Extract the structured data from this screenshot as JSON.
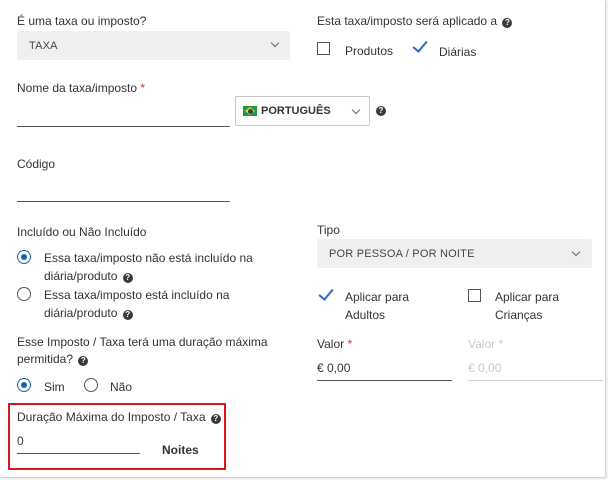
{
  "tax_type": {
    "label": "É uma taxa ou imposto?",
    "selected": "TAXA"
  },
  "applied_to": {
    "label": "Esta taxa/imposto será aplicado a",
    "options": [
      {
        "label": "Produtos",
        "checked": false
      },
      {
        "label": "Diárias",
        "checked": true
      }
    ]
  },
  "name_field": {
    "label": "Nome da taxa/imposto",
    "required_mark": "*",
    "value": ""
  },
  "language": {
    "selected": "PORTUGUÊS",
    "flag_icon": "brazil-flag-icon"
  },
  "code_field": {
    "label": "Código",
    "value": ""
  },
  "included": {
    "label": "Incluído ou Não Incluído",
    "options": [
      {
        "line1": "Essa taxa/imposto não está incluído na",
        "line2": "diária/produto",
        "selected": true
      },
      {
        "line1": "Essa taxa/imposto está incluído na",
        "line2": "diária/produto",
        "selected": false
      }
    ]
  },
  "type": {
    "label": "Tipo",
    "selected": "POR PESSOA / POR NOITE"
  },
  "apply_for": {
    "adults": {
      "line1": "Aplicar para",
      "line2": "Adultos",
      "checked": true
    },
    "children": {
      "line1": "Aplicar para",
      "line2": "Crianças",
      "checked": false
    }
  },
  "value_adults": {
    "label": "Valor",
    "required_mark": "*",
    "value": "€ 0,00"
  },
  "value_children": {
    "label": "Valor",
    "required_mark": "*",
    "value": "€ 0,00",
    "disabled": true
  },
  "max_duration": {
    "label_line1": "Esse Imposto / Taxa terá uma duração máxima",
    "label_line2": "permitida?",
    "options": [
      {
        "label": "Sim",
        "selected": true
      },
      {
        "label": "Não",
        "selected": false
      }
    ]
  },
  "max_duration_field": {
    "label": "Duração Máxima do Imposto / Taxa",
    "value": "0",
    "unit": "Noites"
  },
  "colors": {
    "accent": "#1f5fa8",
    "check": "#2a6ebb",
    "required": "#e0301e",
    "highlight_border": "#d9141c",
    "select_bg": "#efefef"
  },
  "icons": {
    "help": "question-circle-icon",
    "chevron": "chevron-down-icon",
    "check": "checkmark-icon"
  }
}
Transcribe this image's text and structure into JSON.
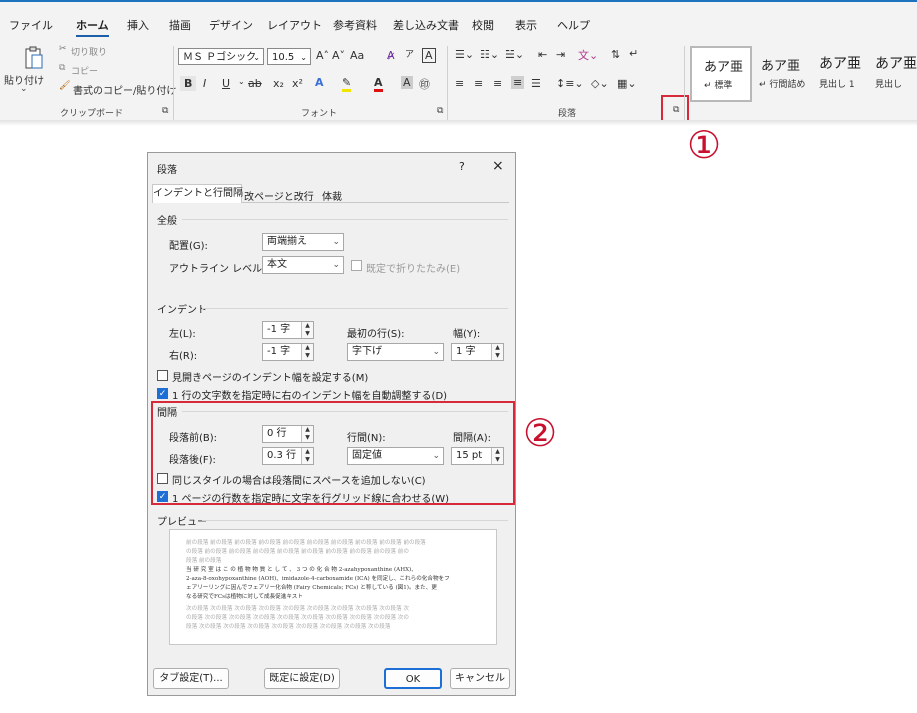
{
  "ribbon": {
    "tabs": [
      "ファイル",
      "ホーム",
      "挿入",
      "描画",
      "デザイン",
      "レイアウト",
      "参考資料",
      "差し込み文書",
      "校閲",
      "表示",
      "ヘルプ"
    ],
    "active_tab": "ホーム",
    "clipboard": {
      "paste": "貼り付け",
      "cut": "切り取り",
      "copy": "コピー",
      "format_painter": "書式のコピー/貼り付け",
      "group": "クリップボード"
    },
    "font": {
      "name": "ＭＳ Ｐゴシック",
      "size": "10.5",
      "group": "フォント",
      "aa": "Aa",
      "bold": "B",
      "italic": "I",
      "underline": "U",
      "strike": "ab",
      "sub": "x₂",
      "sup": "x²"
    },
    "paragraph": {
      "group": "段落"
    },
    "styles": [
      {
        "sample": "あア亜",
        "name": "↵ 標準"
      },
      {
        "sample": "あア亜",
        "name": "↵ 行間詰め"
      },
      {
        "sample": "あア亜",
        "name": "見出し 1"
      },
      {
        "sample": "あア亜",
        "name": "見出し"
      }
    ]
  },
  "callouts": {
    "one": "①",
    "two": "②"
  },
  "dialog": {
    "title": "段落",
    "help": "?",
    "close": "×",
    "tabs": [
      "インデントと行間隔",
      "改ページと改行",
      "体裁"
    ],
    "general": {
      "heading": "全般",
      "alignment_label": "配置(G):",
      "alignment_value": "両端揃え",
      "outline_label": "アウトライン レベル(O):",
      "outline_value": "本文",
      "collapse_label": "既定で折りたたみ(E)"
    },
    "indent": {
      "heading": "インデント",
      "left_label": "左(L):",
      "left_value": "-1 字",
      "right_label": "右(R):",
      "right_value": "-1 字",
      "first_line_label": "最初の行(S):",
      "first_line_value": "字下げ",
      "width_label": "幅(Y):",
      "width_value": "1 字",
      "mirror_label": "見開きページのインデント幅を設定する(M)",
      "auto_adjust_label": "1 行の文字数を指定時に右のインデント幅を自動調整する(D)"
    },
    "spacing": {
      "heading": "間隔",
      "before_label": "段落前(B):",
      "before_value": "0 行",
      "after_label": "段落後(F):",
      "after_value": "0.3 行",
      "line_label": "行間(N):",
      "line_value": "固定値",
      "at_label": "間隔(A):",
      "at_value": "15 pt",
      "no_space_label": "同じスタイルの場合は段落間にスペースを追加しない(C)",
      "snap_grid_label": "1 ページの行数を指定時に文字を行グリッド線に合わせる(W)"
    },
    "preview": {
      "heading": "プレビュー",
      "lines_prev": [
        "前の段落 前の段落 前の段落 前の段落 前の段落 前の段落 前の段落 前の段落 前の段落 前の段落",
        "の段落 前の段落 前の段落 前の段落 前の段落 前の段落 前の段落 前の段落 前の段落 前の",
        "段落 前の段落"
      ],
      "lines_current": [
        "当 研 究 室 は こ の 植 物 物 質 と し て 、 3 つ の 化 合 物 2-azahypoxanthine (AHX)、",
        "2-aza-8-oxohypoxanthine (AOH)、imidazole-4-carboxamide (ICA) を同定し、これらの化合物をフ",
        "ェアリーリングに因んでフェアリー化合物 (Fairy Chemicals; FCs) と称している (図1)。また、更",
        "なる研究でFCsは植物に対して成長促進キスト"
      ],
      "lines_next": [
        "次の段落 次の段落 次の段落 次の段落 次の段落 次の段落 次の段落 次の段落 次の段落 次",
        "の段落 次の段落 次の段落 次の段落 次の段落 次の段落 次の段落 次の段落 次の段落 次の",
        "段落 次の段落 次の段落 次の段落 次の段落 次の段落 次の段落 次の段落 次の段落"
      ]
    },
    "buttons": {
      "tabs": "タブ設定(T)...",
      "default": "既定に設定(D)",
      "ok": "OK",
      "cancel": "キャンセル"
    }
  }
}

★ ★ ★ ★ ★ ★ ★

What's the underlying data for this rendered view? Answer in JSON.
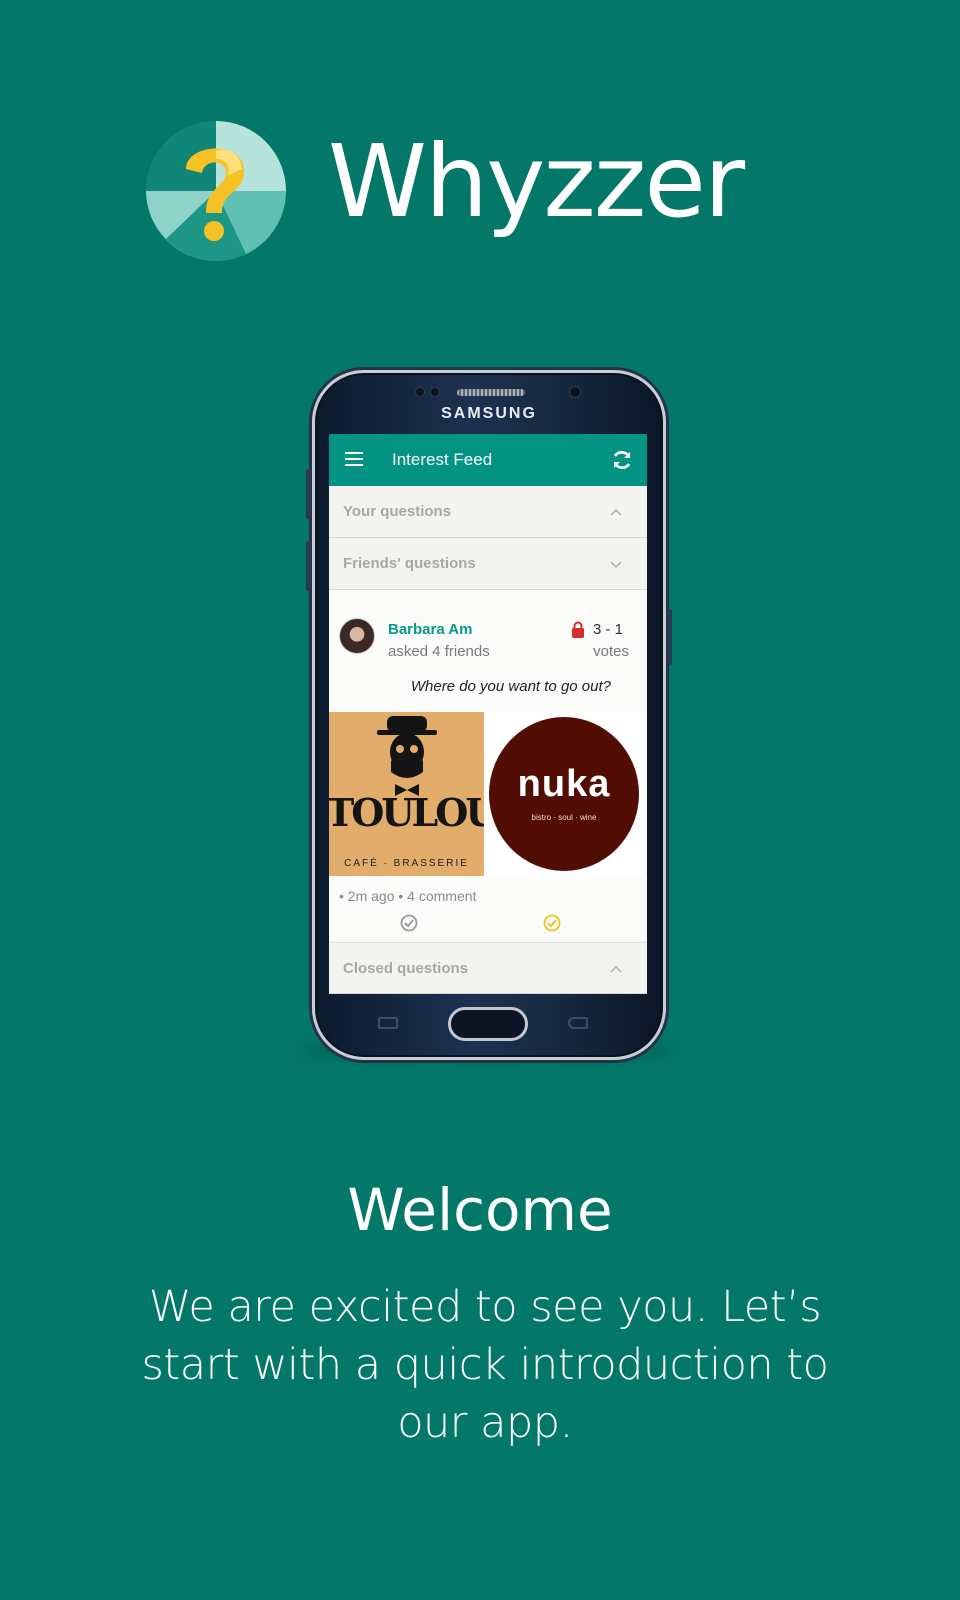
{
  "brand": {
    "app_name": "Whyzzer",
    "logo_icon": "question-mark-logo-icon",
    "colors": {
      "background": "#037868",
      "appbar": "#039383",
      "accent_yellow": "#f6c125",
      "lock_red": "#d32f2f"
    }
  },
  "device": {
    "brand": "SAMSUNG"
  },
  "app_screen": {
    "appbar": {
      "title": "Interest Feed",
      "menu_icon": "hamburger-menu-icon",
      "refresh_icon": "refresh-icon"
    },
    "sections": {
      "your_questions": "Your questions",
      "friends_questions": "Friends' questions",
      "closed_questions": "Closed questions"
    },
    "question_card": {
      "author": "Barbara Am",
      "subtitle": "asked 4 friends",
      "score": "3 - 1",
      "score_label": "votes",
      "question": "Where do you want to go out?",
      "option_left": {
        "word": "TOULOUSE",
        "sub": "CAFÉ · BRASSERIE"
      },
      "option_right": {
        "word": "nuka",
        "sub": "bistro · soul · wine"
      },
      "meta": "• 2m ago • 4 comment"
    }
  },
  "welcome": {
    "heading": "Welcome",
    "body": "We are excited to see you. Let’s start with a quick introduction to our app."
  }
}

★ ★ ★ ★ ★ ★ ★

Identify every line where the string "false" appears.

Answer to the problem.
        "checked": false
        "selected": false
      "checked": false
        "selected": false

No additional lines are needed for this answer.